▸ DATA FOR THIS EXERCISE:

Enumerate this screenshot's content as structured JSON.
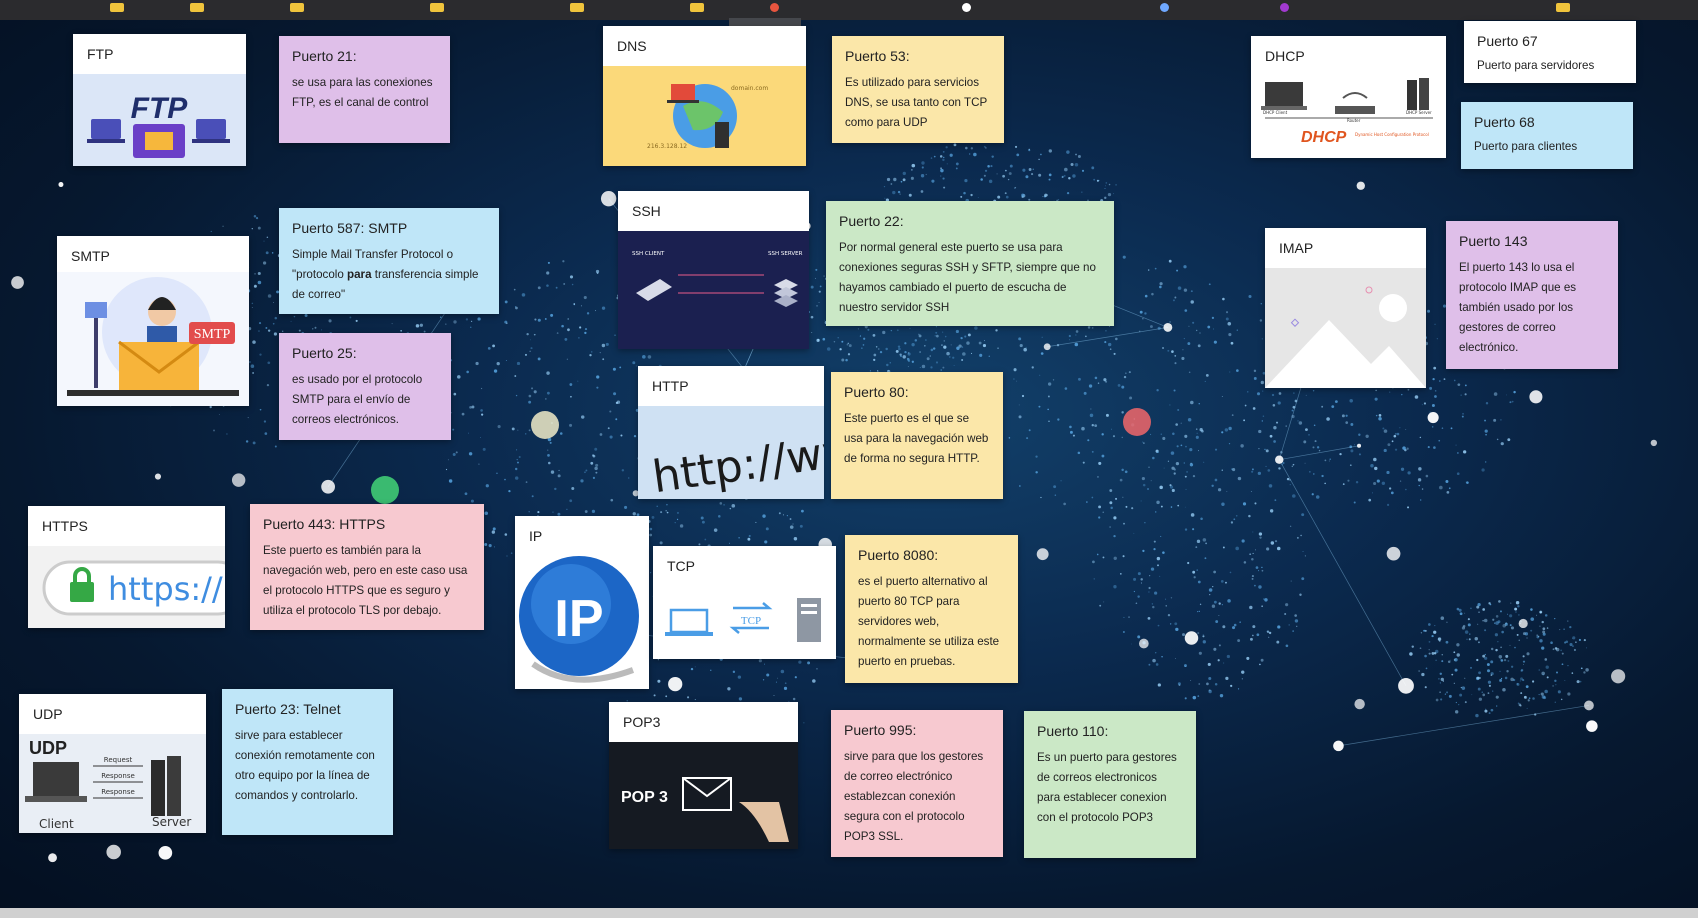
{
  "colors": {
    "bg": "#0b2a4f",
    "pink": "#f7c9d0",
    "lavender": "#dfbfe9",
    "yellow": "#fbe7a9",
    "blue": "#bfe6f8",
    "green": "#cbe8c6"
  },
  "cards": {
    "ftp": {
      "title": "FTP",
      "image_text": "FTP",
      "icon": "ftp-illustration"
    },
    "smtp": {
      "title": "SMTP",
      "image_text": "SMTP",
      "icon": "mail-envelope-illustration"
    },
    "https": {
      "title": "HTTPS",
      "image_text": "https://",
      "icon": "lock-icon"
    },
    "udp": {
      "title": "UDP",
      "image_text": "UDP",
      "client": "Client",
      "server": "Server",
      "req": "Request",
      "resp1": "Response",
      "resp2": "Response",
      "icon": "client-server-illustration"
    },
    "dns": {
      "title": "DNS",
      "domain": "domain.com",
      "ip": "216.3.128.12",
      "icon": "globe-icon"
    },
    "ssh": {
      "title": "SSH",
      "client": "SSH CLIENT",
      "server": "SSH SERVER",
      "icon": "ssh-diagram"
    },
    "http": {
      "title": "HTTP",
      "image_text": "http://ww",
      "icon": "browser-address-illustration"
    },
    "ip": {
      "title": "IP",
      "image_text": "IP",
      "icon": "ip-globe-icon"
    },
    "tcp": {
      "title": "TCP",
      "image_text": "TCP",
      "icon": "tcp-transfer-illustration"
    },
    "pop3": {
      "title": "POP3",
      "image_text": "POP 3",
      "icon": "envelope-icon"
    },
    "dhcp": {
      "title": "DHCP",
      "image_text": "DHCP",
      "sub": "Dynamic Host Configuration Protocol",
      "client": "DHCP Client",
      "router": "Router",
      "server": "DHCP Server",
      "icon": "dhcp-network-illustration"
    },
    "imap": {
      "title": "IMAP",
      "icon": "image-placeholder-icon"
    }
  },
  "notes": {
    "p21": {
      "h": "Puerto 21:",
      "b": "se usa para las conexiones FTP, es el canal de control"
    },
    "p587": {
      "h": "Puerto 587: SMTP",
      "b1": "Simple Mail Transfer Protocol  o \"protocolo ",
      "b2": "para",
      "b3": " transferencia simple de correo\""
    },
    "p25": {
      "h": "Puerto 25:",
      "b": "es usado por el protocolo SMTP para el envío de correos electrónicos."
    },
    "p443": {
      "h": "Puerto 443: HTTPS",
      "b": "Este puerto es también para la navegación web, pero en este caso usa el protocolo HTTPS que es seguro y utiliza el protocolo TLS por debajo."
    },
    "p23": {
      "h": "Puerto 23: Telnet",
      "b": "sirve para establecer conexión remotamente con otro equipo por la línea de comandos y controlarlo."
    },
    "p53": {
      "h": "Puerto 53:",
      "b": "Es utilizado para servicios DNS, se usa tanto con TCP como para UDP"
    },
    "p22": {
      "h": "Puerto 22:",
      "b": "Por normal general este puerto se usa para conexiones seguras SSH y SFTP, siempre que no hayamos cambiado el puerto de escucha de nuestro servidor SSH"
    },
    "p80": {
      "h": "Puerto 80:",
      "b": "Este puerto es el que se usa para la navegación web de forma no segura HTTP."
    },
    "p8080": {
      "h": "Puerto 8080:",
      "b": "es el puerto alternativo al puerto 80 TCP para servidores web, normalmente se utiliza este puerto en pruebas."
    },
    "p995": {
      "h": "Puerto 995:",
      "b": "sirve para que los gestores de correo electrónico establezcan conexión segura con el protocolo POP3 SSL."
    },
    "p110": {
      "h": "Puerto 110:",
      "b": "Es un puerto para gestores de correos electronicos para establecer conexion con el protocolo POP3"
    },
    "p67": {
      "h": "Puerto 67",
      "b": "Puerto para servidores"
    },
    "p68": {
      "h": "Puerto 68",
      "b": "Puerto para clientes"
    },
    "p143": {
      "h": "Puerto 143",
      "b": " El puerto 143 lo usa el protocolo IMAP que es también usado por los gestores de correo electrónico."
    }
  }
}
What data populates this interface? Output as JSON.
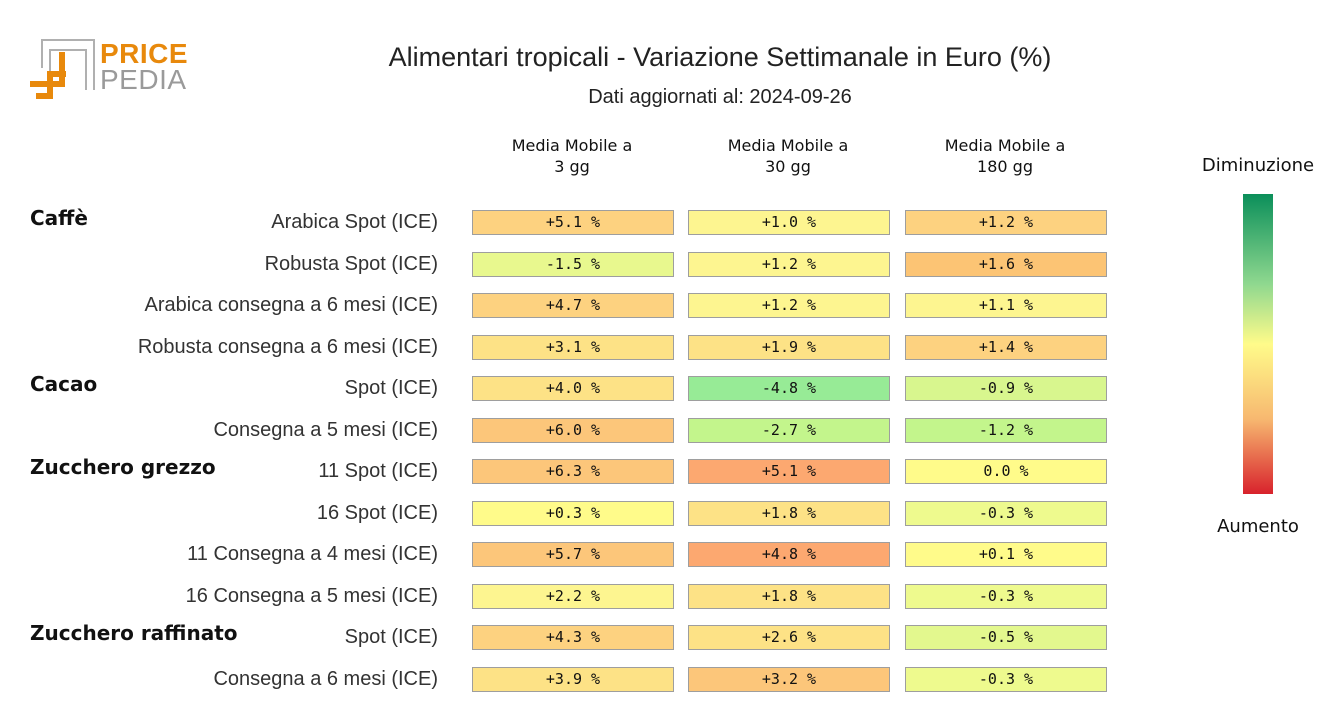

▸ AIM:
From the material above, reproduce everything verbatim except the pictures.

▸ TASK RESULT:
Enumerate this screenshot's content as structured JSON.
{
  "colors": {
    "bg": "#0b2a4f",
    "pink": "#f7c9d0",
    "lavender": "#dfbfe9",
    "yellow": "#fbe7a9",
    "blue": "#bfe6f8",
    "green": "#cbe8c6"
  },
  "cards": {
    "ftp": {
      "title": "FTP",
      "image_text": "FTP",
      "icon": "ftp-illustration"
    },
    "smtp": {
      "title": "SMTP",
      "image_text": "SMTP",
      "icon": "mail-envelope-illustration"
    },
    "https": {
      "title": "HTTPS",
      "image_text": "https://",
      "icon": "lock-icon"
    },
    "udp": {
      "title": "UDP",
      "image_text": "UDP",
      "client": "Client",
      "server": "Server",
      "req": "Request",
      "resp1": "Response",
      "resp2": "Response",
      "icon": "client-server-illustration"
    },
    "dns": {
      "title": "DNS",
      "domain": "domain.com",
      "ip": "216.3.128.12",
      "icon": "globe-icon"
    },
    "ssh": {
      "title": "SSH",
      "client": "SSH CLIENT",
      "server": "SSH SERVER",
      "icon": "ssh-diagram"
    },
    "http": {
      "title": "HTTP",
      "image_text": "http://ww",
      "icon": "browser-address-illustration"
    },
    "ip": {
      "title": "IP",
      "image_text": "IP",
      "icon": "ip-globe-icon"
    },
    "tcp": {
      "title": "TCP",
      "image_text": "TCP",
      "icon": "tcp-transfer-illustration"
    },
    "pop3": {
      "title": "POP3",
      "image_text": "POP 3",
      "icon": "envelope-icon"
    },
    "dhcp": {
      "title": "DHCP",
      "image_text": "DHCP",
      "sub": "Dynamic Host Configuration Protocol",
      "client": "DHCP Client",
      "router": "Router",
      "server": "DHCP Server",
      "icon": "dhcp-network-illustration"
    },
    "imap": {
      "title": "IMAP",
      "icon": "image-placeholder-icon"
    }
  },
  "notes": {
    "p21": {
      "h": "Puerto 21:",
      "b": "se usa para las conexiones FTP, es el canal de control"
    },
    "p587": {
      "h": "Puerto 587: SMTP",
      "b1": "Simple Mail Transfer Protocol  o \"protocolo ",
      "b2": "para",
      "b3": " transferencia simple de correo\""
    },
    "p25": {
      "h": "Puerto 25:",
      "b": "es usado por el protocolo SMTP para el envío de correos electrónicos."
    },
    "p443": {
      "h": "Puerto 443: HTTPS",
      "b": "Este puerto es también para la navegación web, pero en este caso usa el protocolo HTTPS que es seguro y utiliza el protocolo TLS por debajo."
    },
    "p23": {
      "h": "Puerto 23: Telnet",
      "b": "sirve para establecer conexión remotamente con otro equipo por la línea de comandos y controlarlo."
    },
    "p53": {
      "h": "Puerto 53:",
      "b": "Es utilizado para servicios DNS, se usa tanto con TCP como para UDP"
    },
    "p22": {
      "h": "Puerto 22:",
      "b": "Por normal general este puerto se usa para conexiones seguras SSH y SFTP, siempre que no hayamos cambiado el puerto de escucha de nuestro servidor SSH"
    },
    "p80": {
      "h": "Puerto 80:",
      "b": "Este puerto es el que se usa para la navegación web de forma no segura HTTP."
    },
    "p8080": {
      "h": "Puerto 8080:",
      "b": "es el puerto alternativo al puerto 80 TCP para servidores web, normalmente se utiliza este puerto en pruebas."
    },
    "p995": {
      "h": "Puerto 995:",
      "b": "sirve para que los gestores de correo electrónico establezcan conexión segura con el protocolo POP3 SSL."
    },
    "p110": {
      "h": "Puerto 110:",
      "b": "Es un puerto para gestores de correos electronicos para establecer conexion con el protocolo POP3"
    },
    "p67": {
      "h": "Puerto 67",
      "b": "Puerto para servidores"
    },
    "p68": {
      "h": "Puerto 68",
      "b": "Puerto para clientes"
    },
    "p143": {
      "h": "Puerto 143",
      "b": " El puerto 143 lo usa el protocolo IMAP que es también usado por los gestores de correo electrónico."
    }
  }
}
What data populates this interface? Output as JSON.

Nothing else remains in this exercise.